- _EXERCISE REQUIREMENTS_
Copy every line of the following data that includes the string "hielo".

- _EXTRACTED ENTRIES_
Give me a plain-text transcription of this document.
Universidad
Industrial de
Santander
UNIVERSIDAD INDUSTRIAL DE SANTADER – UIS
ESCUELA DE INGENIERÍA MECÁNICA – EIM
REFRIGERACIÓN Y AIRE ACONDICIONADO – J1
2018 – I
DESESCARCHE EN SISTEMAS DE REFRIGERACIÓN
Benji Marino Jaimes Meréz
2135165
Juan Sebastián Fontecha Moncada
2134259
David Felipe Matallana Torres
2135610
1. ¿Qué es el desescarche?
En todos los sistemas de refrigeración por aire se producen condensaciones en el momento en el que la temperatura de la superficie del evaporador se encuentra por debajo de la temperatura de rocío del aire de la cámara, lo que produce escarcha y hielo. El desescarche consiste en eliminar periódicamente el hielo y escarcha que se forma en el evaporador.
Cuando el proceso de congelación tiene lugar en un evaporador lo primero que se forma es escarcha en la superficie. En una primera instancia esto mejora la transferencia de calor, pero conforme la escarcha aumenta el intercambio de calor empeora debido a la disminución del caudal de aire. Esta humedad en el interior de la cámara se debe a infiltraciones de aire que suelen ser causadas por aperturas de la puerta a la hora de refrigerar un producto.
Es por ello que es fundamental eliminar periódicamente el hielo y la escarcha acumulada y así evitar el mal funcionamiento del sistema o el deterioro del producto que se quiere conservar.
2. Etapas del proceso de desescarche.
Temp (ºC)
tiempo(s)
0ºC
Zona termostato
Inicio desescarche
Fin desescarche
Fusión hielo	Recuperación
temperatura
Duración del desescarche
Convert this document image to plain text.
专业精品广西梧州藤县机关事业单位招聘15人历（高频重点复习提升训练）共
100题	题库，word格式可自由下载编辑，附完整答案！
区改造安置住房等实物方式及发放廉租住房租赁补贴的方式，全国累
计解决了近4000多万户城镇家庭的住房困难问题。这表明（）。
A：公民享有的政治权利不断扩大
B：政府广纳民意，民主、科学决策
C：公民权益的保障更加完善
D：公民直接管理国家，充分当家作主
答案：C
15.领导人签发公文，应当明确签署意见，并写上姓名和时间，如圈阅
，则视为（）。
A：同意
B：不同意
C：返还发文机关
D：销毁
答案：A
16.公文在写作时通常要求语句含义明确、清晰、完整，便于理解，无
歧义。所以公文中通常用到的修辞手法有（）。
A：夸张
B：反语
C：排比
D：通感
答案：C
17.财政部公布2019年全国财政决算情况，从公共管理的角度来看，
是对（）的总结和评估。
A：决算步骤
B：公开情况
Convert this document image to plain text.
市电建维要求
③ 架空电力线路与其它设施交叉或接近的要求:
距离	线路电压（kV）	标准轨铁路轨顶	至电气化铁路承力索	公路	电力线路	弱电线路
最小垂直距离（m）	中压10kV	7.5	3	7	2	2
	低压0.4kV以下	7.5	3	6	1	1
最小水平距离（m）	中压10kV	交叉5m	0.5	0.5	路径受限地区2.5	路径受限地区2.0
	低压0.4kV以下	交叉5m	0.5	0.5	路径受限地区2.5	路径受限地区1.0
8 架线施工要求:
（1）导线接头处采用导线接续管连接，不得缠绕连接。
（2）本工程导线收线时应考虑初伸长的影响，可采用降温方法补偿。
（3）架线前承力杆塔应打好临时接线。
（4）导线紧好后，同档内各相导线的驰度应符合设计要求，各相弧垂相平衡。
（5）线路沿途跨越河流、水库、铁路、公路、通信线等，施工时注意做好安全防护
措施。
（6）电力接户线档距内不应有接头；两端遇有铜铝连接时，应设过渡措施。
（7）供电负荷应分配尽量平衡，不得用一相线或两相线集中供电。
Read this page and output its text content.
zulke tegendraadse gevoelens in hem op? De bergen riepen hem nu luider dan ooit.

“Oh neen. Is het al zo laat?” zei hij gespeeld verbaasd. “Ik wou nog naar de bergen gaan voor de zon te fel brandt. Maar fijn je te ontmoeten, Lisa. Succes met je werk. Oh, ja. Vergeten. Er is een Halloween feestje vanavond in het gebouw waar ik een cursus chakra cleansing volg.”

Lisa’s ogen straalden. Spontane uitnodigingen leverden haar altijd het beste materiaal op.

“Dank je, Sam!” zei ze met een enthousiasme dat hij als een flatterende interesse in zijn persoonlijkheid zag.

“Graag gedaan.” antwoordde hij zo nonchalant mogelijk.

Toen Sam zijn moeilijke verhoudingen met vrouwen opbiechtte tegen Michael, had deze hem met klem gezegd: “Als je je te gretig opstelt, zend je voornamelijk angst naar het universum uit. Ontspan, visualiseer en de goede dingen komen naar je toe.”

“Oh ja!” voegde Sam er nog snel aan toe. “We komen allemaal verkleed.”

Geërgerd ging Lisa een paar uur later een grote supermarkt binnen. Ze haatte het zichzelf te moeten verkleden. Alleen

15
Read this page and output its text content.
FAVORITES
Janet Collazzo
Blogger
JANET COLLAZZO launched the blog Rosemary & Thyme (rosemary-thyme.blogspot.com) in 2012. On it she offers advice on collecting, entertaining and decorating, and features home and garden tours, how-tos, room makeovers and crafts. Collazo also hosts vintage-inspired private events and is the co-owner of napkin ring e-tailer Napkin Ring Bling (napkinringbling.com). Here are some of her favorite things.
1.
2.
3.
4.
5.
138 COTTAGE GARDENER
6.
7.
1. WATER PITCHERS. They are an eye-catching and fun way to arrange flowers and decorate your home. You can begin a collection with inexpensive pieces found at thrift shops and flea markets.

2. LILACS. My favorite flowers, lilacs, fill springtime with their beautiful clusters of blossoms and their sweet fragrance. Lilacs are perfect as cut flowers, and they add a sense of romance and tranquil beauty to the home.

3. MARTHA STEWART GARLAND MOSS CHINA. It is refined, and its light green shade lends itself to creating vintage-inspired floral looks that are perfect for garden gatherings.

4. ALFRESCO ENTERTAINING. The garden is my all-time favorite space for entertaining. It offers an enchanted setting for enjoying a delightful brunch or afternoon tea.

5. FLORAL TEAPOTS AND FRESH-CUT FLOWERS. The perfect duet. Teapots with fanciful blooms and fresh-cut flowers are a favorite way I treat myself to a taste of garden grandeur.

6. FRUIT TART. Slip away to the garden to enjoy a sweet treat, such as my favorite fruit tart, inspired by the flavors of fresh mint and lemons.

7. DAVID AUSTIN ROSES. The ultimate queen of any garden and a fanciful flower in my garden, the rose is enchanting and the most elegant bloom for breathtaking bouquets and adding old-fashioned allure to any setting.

- _OUTPUT_
En todos los sistemas de refrigeración por aire se producen condensaciones en el momento en el que la temperatura de la superficie del evaporador se encuentra por debajo de la temperatura de rocío del aire de la cámara, lo que produce escarcha y hielo. El desescarche consiste en eliminar periódicamente el hielo y escarcha que se forma en el evaporador.
Es por ello que es fundamental eliminar periódicamente el hielo y la escarcha acumulada y así evitar el mal funcionamiento del sistema o el deterioro del producto que se quiere conservar.
Fusión hielo	Recuperación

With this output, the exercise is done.